-- BEGIN PROVIDED MATERIAL --
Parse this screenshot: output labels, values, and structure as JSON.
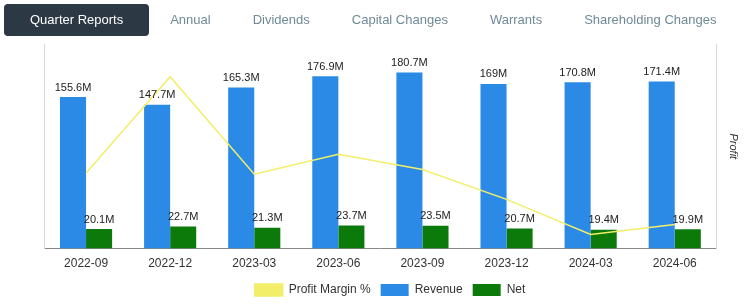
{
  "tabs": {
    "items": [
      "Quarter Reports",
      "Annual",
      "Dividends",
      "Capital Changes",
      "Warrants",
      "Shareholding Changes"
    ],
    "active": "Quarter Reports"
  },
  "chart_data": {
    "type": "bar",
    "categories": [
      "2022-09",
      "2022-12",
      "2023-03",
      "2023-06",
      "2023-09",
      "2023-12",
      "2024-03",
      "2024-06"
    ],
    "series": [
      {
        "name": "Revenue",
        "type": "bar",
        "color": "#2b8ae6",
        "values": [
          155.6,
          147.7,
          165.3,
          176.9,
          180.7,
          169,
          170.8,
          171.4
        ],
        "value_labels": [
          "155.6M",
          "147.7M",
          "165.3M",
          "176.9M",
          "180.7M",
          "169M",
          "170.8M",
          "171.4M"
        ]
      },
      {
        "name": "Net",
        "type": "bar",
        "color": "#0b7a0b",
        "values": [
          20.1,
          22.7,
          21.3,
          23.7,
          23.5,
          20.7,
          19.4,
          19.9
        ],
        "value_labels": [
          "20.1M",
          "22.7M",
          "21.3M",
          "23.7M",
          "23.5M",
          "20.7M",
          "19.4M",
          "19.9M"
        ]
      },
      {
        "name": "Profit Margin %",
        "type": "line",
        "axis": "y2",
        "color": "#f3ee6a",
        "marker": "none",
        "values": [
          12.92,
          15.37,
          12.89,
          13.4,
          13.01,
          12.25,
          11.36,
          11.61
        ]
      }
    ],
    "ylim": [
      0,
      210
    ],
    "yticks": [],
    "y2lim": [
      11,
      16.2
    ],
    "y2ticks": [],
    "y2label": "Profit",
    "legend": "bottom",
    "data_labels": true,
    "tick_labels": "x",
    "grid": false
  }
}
-- END PROVIDED MATERIAL --
-- BEGIN PROVIDED MATERIAL --
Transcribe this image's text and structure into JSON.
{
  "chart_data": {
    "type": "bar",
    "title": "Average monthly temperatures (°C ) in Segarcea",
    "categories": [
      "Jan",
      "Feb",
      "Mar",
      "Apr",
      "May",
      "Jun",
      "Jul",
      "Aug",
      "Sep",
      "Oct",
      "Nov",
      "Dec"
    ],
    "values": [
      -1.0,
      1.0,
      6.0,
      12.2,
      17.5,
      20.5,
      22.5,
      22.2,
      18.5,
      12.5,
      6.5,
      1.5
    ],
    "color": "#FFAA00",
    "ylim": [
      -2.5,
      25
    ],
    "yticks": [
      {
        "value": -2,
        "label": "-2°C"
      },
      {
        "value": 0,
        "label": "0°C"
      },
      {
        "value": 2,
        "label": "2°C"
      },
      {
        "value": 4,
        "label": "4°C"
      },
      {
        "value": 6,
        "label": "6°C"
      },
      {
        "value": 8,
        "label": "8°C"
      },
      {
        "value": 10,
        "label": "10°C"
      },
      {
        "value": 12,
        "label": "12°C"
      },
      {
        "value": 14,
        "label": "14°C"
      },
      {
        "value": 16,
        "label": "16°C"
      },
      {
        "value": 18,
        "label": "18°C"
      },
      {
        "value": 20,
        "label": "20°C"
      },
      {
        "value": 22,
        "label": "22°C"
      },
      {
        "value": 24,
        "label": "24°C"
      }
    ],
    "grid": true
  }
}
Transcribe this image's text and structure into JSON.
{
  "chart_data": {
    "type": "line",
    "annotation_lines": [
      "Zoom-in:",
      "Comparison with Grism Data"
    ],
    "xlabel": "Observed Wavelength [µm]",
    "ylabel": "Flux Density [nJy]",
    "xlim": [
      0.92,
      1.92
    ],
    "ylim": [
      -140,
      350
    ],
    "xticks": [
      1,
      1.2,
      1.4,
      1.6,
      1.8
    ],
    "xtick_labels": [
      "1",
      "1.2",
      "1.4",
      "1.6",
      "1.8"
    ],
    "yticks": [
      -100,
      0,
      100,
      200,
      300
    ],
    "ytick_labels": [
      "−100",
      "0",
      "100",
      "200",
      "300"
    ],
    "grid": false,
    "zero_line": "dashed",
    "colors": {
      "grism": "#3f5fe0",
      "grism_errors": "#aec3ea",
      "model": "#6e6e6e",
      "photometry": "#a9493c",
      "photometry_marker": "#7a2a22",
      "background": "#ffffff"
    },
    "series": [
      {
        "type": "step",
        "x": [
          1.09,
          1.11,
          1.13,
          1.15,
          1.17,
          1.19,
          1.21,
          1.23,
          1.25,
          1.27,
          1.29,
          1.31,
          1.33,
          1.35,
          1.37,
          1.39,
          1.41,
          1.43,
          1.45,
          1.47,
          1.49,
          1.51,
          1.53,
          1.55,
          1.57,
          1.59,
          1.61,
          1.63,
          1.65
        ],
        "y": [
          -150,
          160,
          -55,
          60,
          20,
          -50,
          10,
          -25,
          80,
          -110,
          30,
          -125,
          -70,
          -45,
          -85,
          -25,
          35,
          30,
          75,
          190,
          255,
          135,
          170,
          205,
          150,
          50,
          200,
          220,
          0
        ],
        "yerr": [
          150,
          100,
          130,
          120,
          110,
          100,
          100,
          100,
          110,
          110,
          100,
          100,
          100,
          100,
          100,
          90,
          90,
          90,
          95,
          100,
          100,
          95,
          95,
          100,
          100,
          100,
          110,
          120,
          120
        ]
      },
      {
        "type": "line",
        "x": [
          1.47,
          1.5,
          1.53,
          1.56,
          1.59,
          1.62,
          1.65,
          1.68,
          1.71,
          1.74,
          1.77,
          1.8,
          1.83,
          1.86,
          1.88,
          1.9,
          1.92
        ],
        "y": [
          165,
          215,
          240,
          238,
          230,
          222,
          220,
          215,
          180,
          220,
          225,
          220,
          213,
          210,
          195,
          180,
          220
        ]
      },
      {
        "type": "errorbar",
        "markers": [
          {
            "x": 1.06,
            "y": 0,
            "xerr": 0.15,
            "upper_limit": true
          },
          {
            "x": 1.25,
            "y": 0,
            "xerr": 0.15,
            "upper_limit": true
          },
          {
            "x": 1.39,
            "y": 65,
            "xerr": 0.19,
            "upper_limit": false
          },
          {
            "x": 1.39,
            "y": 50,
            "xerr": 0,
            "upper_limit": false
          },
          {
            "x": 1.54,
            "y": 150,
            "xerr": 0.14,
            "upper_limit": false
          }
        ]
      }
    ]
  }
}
-- END PROVIDED MATERIAL --
WHAT YOU ARE ASKED TO DO =>
From the data above, copy each line where the string "Changes" appears.

SOLVED EXERCISE =>
      "Capital Changes",
      "Shareholding Changes"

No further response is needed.